### What this task involves:
Every record should be written out exactly, with the pictures left out.

### Input data:
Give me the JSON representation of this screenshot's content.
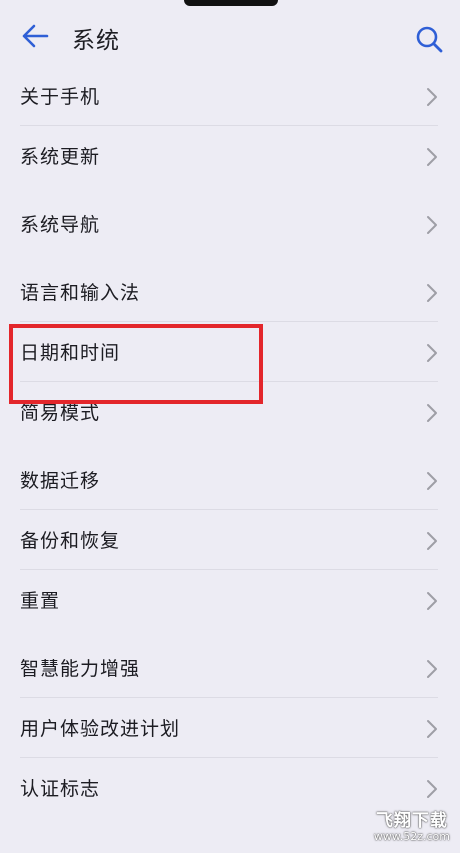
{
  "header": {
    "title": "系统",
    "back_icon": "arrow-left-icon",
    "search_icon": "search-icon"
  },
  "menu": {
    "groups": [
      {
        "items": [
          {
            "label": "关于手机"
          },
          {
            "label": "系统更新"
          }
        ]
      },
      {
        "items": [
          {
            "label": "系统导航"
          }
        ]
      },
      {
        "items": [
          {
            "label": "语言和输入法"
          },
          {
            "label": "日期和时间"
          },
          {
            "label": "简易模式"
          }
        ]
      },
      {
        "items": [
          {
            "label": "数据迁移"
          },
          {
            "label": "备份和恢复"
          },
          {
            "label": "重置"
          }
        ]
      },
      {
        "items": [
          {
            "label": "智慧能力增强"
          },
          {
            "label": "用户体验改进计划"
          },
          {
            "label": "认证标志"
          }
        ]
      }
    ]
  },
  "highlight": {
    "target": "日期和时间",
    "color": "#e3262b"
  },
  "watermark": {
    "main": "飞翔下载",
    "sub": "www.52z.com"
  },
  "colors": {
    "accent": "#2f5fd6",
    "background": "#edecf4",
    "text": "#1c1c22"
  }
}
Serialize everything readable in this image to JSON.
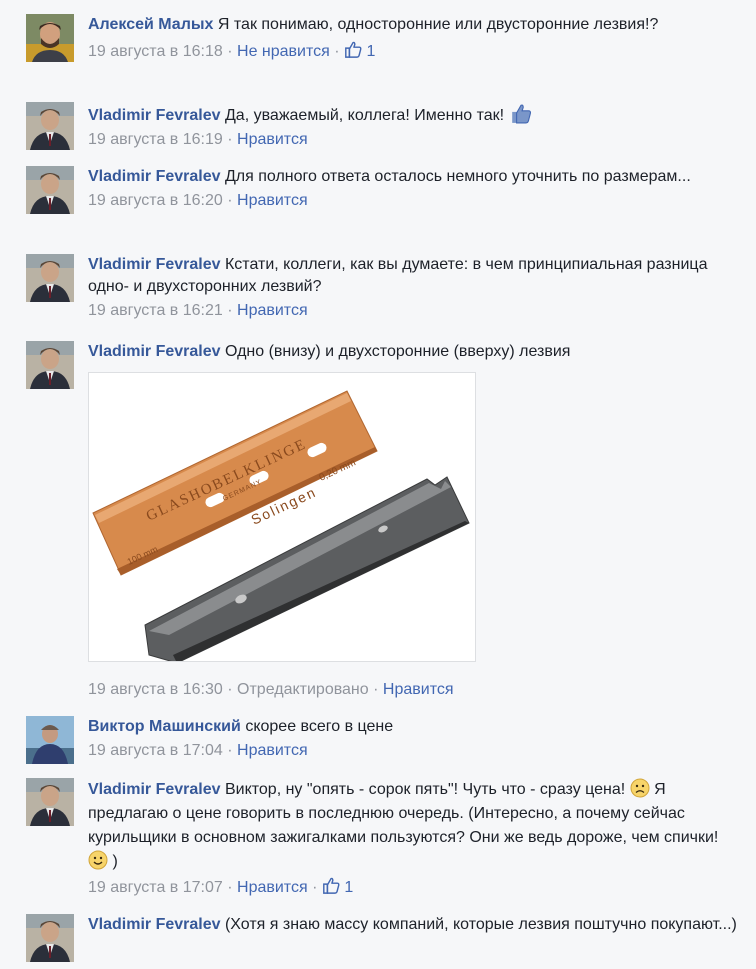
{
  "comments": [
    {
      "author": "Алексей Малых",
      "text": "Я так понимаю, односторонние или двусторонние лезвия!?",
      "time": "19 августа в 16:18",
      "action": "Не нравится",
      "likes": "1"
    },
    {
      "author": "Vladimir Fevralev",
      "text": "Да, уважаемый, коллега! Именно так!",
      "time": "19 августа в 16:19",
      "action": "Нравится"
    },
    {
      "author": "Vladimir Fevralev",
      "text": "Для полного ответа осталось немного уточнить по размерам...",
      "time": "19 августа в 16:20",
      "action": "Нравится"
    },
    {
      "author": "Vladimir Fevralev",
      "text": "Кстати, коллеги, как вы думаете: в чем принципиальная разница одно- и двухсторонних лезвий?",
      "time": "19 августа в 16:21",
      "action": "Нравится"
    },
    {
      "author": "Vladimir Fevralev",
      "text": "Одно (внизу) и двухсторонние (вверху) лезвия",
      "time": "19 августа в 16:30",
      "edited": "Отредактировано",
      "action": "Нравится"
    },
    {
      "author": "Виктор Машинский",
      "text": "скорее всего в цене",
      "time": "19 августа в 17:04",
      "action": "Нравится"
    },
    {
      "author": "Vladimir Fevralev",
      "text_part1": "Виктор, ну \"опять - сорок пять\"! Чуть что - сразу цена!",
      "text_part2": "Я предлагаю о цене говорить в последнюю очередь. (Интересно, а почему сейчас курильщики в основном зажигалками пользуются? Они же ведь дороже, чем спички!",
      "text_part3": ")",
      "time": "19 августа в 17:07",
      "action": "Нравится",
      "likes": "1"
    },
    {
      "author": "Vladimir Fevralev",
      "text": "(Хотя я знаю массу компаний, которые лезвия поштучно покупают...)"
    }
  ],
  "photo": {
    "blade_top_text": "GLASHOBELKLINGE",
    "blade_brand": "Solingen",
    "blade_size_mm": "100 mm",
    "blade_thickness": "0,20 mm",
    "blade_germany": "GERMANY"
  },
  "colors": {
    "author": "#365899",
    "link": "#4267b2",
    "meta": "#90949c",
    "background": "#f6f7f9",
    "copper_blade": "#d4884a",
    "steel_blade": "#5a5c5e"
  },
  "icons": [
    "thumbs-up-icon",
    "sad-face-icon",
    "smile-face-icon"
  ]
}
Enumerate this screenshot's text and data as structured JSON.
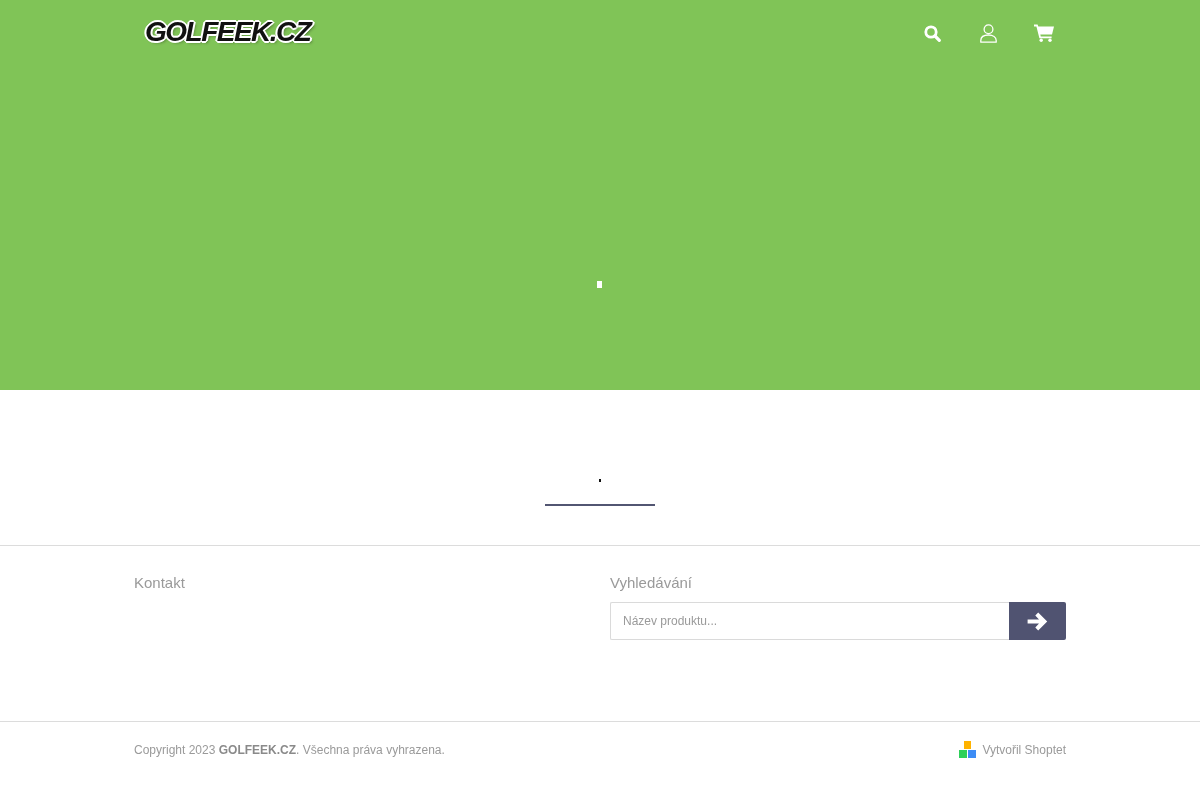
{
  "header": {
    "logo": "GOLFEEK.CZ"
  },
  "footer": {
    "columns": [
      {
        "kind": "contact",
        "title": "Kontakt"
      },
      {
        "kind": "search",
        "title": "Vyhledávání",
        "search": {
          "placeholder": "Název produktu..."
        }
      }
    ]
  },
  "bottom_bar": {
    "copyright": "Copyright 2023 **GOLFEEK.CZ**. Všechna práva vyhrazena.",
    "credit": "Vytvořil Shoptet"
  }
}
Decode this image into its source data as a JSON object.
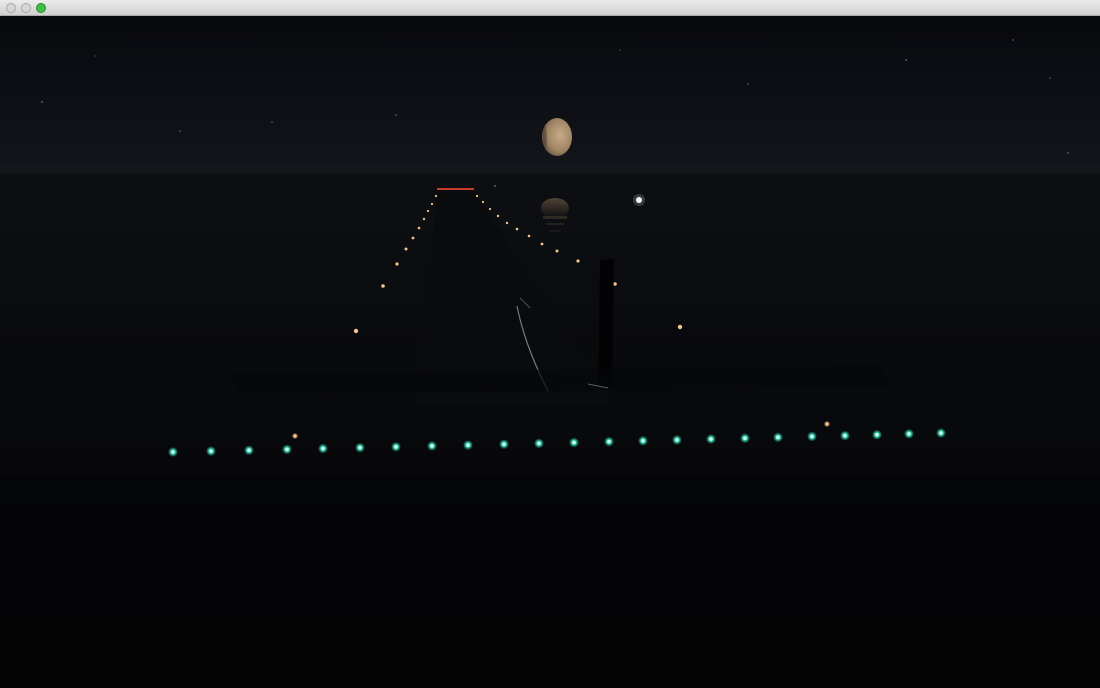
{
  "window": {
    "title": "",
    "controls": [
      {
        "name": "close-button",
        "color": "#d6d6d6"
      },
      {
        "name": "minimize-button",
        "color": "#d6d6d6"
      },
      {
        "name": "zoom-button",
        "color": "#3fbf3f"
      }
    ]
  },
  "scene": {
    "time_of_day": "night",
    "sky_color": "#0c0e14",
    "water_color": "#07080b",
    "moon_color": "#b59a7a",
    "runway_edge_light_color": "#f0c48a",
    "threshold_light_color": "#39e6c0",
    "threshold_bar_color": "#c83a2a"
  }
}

### Output of the exercise:
Give me the JSON representation of this screenshot's content.
{
  "header": {
    "title": "系统",
    "back_icon": "arrow-left-icon",
    "search_icon": "search-icon"
  },
  "menu": {
    "groups": [
      {
        "items": [
          {
            "label": "关于手机"
          },
          {
            "label": "系统更新"
          }
        ]
      },
      {
        "items": [
          {
            "label": "系统导航"
          }
        ]
      },
      {
        "items": [
          {
            "label": "语言和输入法"
          },
          {
            "label": "日期和时间"
          },
          {
            "label": "简易模式"
          }
        ]
      },
      {
        "items": [
          {
            "label": "数据迁移"
          },
          {
            "label": "备份和恢复"
          },
          {
            "label": "重置"
          }
        ]
      },
      {
        "items": [
          {
            "label": "智慧能力增强"
          },
          {
            "label": "用户体验改进计划"
          },
          {
            "label": "认证标志"
          }
        ]
      }
    ]
  },
  "highlight": {
    "target": "日期和时间",
    "color": "#e3262b"
  },
  "watermark": {
    "main": "飞翔下载",
    "sub": "www.52z.com"
  },
  "colors": {
    "accent": "#2f5fd6",
    "background": "#edecf4",
    "text": "#1c1c22"
  }
}
Serialize everything readable in this image to JSON.
{
  "comments": [
    {
      "author": "Алексей Малых",
      "text": "Я так понимаю, односторонние или двусторонние лезвия!?",
      "time": "19 августа в 16:18",
      "action": "Не нравится",
      "likes": "1"
    },
    {
      "author": "Vladimir Fevralev",
      "text": "Да, уважаемый, коллега! Именно так!",
      "time": "19 августа в 16:19",
      "action": "Нравится"
    },
    {
      "author": "Vladimir Fevralev",
      "text": "Для полного ответа осталось немного уточнить по размерам...",
      "time": "19 августа в 16:20",
      "action": "Нравится"
    },
    {
      "author": "Vladimir Fevralev",
      "text": "Кстати, коллеги, как вы думаете: в чем принципиальная разница одно- и двухсторонних лезвий?",
      "time": "19 августа в 16:21",
      "action": "Нравится"
    },
    {
      "author": "Vladimir Fevralev",
      "text": "Одно (внизу) и двухсторонние (вверху) лезвия",
      "time": "19 августа в 16:30",
      "edited": "Отредактировано",
      "action": "Нравится"
    },
    {
      "author": "Виктор Машинский",
      "text": "скорее всего в цене",
      "time": "19 августа в 17:04",
      "action": "Нравится"
    },
    {
      "author": "Vladimir Fevralev",
      "text_part1": "Виктор, ну \"опять - сорок пять\"! Чуть что - сразу цена!",
      "text_part2": "Я предлагаю о цене говорить в последнюю очередь. (Интересно, а почему сейчас курильщики в основном зажигалками пользуются? Они же ведь дороже, чем спички!",
      "text_part3": ")",
      "time": "19 августа в 17:07",
      "action": "Нравится",
      "likes": "1"
    },
    {
      "author": "Vladimir Fevralev",
      "text": "(Хотя я знаю массу компаний, которые лезвия поштучно покупают...)"
    }
  ],
  "photo": {
    "blade_top_text": "GLASHOBELKLINGE",
    "blade_brand": "Solingen",
    "blade_size_mm": "100 mm",
    "blade_thickness": "0,20 mm",
    "blade_germany": "GERMANY"
  },
  "colors": {
    "author": "#365899",
    "link": "#4267b2",
    "meta": "#90949c",
    "background": "#f6f7f9",
    "copper_blade": "#d4884a",
    "steel_blade": "#5a5c5e"
  },
  "icons": [
    "thumbs-up-icon",
    "sad-face-icon",
    "smile-face-icon"
  ]
}
Enumerate this screenshot's text and data as structured JSON.
{
  "header": {
    "logo": "GOLFEEK.CZ"
  },
  "footer": {
    "columns": [
      {
        "kind": "contact",
        "title": "Kontakt"
      },
      {
        "kind": "search",
        "title": "Vyhledávání",
        "search": {
          "placeholder": "Název produktu..."
        }
      }
    ]
  },
  "bottom_bar": {
    "copyright": "Copyright 2023 **GOLFEEK.CZ**. Všechna práva vyhrazena.",
    "credit": "Vytvořil Shoptet"
  }
}
Decode this image into its source data as a JSON object.
{
  "window": {
    "title": "",
    "controls": [
      {
        "name": "close-button",
        "color": "#d6d6d6"
      },
      {
        "name": "minimize-button",
        "color": "#d6d6d6"
      },
      {
        "name": "zoom-button",
        "color": "#3fbf3f"
      }
    ]
  },
  "scene": {
    "time_of_day": "night",
    "sky_color": "#0c0e14",
    "water_color": "#07080b",
    "moon_color": "#b59a7a",
    "runway_edge_light_color": "#f0c48a",
    "threshold_light_color": "#39e6c0",
    "threshold_bar_color": "#c83a2a"
  }
}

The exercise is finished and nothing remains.